## Instruction
Scan the data for "bâtir" and copy the lines it appears in.

## Record list
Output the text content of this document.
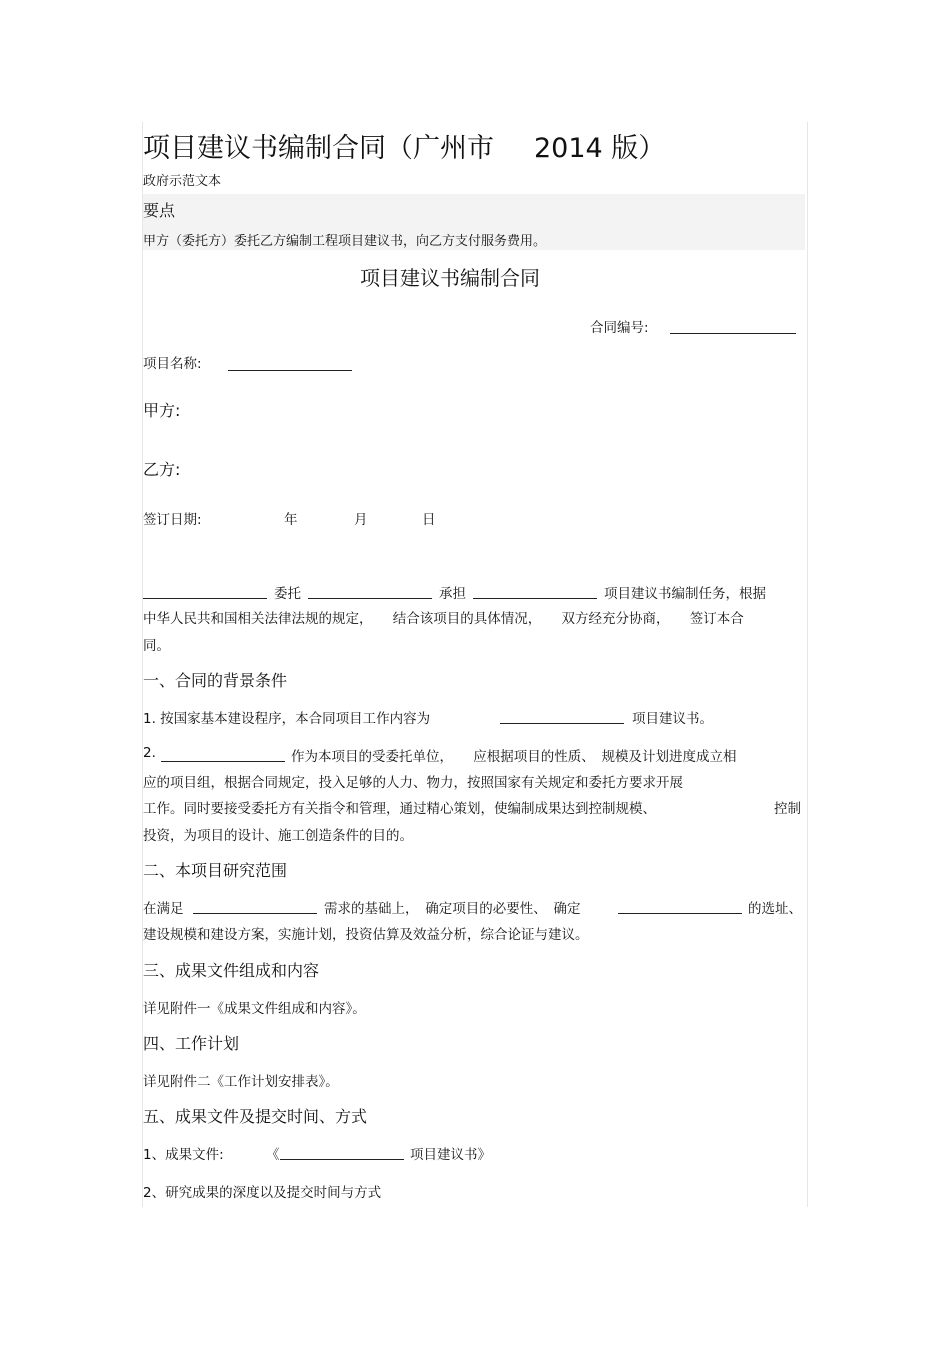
项目建议书编制合同（广州市 2014 版）
政府示范文本
要点
甲方（委托方）委托乙方编制工程项目建议书，向乙方支付服务费用。
项目建议书编制合同
合同编号:
项目名称:
甲方:
乙方:
签订日期:	年	月	日
委托	承担	项目建议书编制任务，根据
中华人民共和国相关法律法规的规定，　　结合该项目的具体情况，　　双方经充分协商，　　签订本合
同。
一、合同的背景条件
1. 按国家基本建设程序，本合同项目工作内容为	项目建议书。
2.	作为本项目的受委托单位，　　应根据项目的性质、　规模及计划进度成立相
应的项目组，根据合同规定，投入足够的人力、物力，按照国家有关规定和委托方要求开展
工作。同时要接受委托方有关指令和管理，通过精心策划，使编制成果达到控制规模、	控制
投资，为项目的设计、施工创造条件的目的。
二、本项目研究范围
在满足	需求的基础上，　确定项目的必要性、　确定	的选址、
建设规模和建设方案，实施计划，投资估算及效益分析，综合论证与建议。
三、成果文件组成和内容
详见附件一《成果文件组成和内容》。
四、工作计划
详见附件二《工作计划安排表》。
五、成果文件及提交时间、方式
1、成果文件:	《	项目建议书》
2、研究成果的深度以及提交时间与方式
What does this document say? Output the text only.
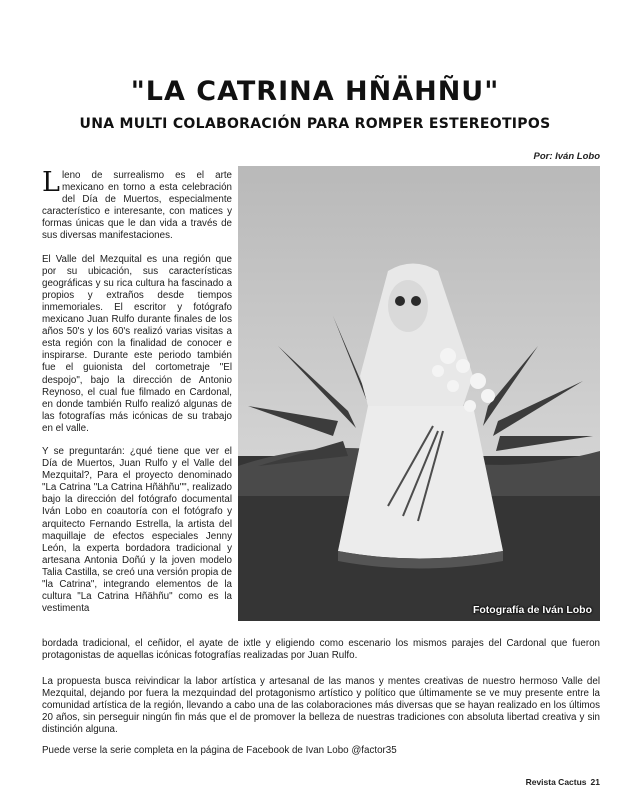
"LA CATRINA HÑÄHÑU"
UNA MULTI COLABORACIÓN PARA ROMPER ESTEREOTIPOS
Por: Iván Lobo

Lleno de surrealismo es el arte mexicano en torno a esta celebración del Día de Muertos, especialmente característico e interesante, con matices y formas únicas que le dan vida a través de sus diversas manifestaciones.

El Valle del Mezquital es una región que por su ubicación, sus características geográficas y su rica cultura ha fascinado a propios y extraños desde tiempos inmemoriales. El escritor y fotógrafo mexicano Juan Rulfo durante finales de los años 50's y los 60's realizó varias visitas a esta región con la finalidad de conocer e inspirarse. Durante este periodo también fue el guionista del cortometraje "El despojo", bajo la dirección de Antonio Reynoso, el cual fue filmado en Cardonal, en donde también Rulfo realizó algunas de las fotografías más icónicas de su trabajo en el valle.

Y se preguntarán: ¿qué tiene que ver el Día de Muertos, Juan Rulfo y el Valle del Mezquital?, Para el proyecto denominado "La Catrina "La Catrina Hñähñu"", realizado bajo la dirección del fotógrafo documental Iván Lobo en coautoría con el fotógrafo y arquitecto Fernando Estrella, la artista del maquillaje de efectos especiales Jenny León, la experta bordadora tradicional y artesana Antonia Doñú y la joven modelo Talia Castilla, se creó una versión propia de "la Catrina", integrando elementos de la cultura "La Catrina Hñähñu" como es la vestimenta	Fotografía de Iván Lobo

bordada tradicional, el ceñidor, el ayate de ixtle y eligiendo como escenario los mismos parajes del Cardonal que fueron protagonistas de aquellas icónicas fotografías realizadas por Juan Rulfo.

La propuesta busca reivindicar la labor artística y artesanal de las manos y mentes creativas de nuestro hermoso Valle del Mezquital, dejando por fuera la mezquindad del protagonismo artístico y político que últimamente se ve muy presente entre la comunidad artística de la región, llevando a cabo una de las colaboraciones más diversas que se hayan realizado en los últimos 20 años, sin perseguir ningún fin más que el de promover la belleza de nuestras tradiciones con absoluta libertad creativa y sin distinción alguna.

Puede verse la serie completa en la página de Facebook de Ivan Lobo @factor35

Revista Cactus 21
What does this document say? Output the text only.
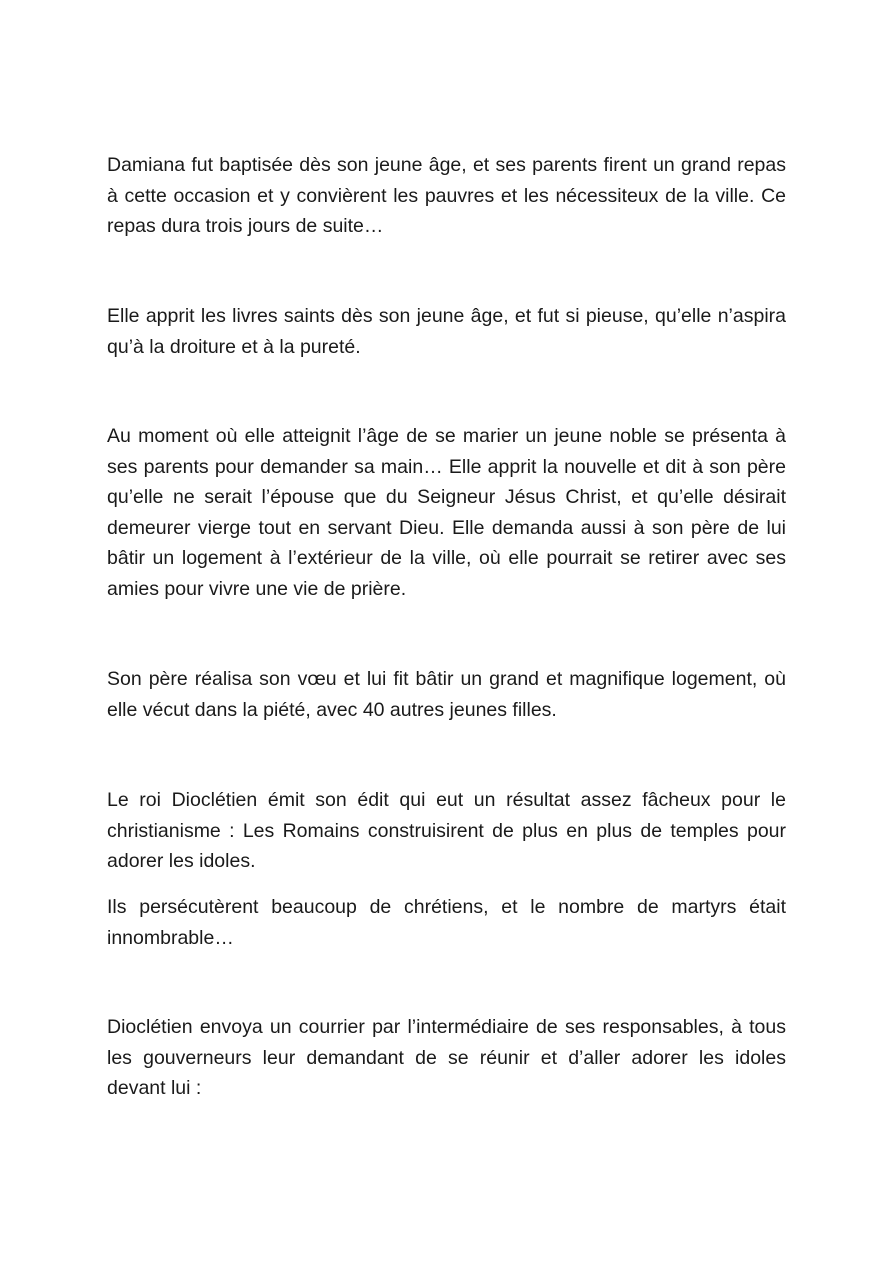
Damiana fut baptisée dès son jeune âge, et ses parents firent un grand repas à cette occasion et y convièrent les pauvres et les nécessiteux de la ville. Ce repas dura trois jours de suite…

Elle apprit les livres saints dès son jeune âge, et fut si pieuse, qu’elle n’aspira qu’à la droiture et à la pureté.

Au moment où elle atteignit l’âge de se marier un jeune noble se présenta à ses parents pour demander sa main… Elle apprit la nouvelle et dit à son père qu’elle ne serait l’épouse que du Seigneur Jésus Christ, et qu’elle désirait demeurer vierge tout en servant Dieu. Elle demanda aussi à son père de lui bâtir un logement à l’extérieur de la ville, où elle pourrait se retirer avec ses amies pour vivre une vie de prière.

Son père réalisa son vœu et lui fit bâtir un grand et magnifique logement, où elle vécut dans la piété, avec 40 autres jeunes filles.

Le roi Dioclétien émit son édit qui eut un résultat assez fâcheux pour le christianisme : Les Romains construisirent de plus en plus de temples pour adorer les idoles.

Ils persécutèrent beaucoup de chrétiens, et le nombre de martyrs était innombrable…

Dioclétien envoya un courrier par l’intermédiaire de ses responsables, à tous les gouverneurs leur demandant de se réunir et d’aller adorer les idoles devant lui :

## Worked solution
Au moment où elle atteignit l’âge de se marier un jeune noble se présenta à ses parents pour demander sa main… Elle apprit la nouvelle et dit à son père qu’elle ne serait l’épouse que du Seigneur Jésus Christ, et qu’elle désirait demeurer vierge tout en servant Dieu. Elle demanda aussi à son père de lui bâtir un logement à l’extérieur de la ville, où elle pourrait se retirer avec ses amies pour vivre une vie de prière.
Son père réalisa son vœu et lui fit bâtir un grand et magnifique logement, où elle vécut dans la piété, avec 40 autres jeunes filles.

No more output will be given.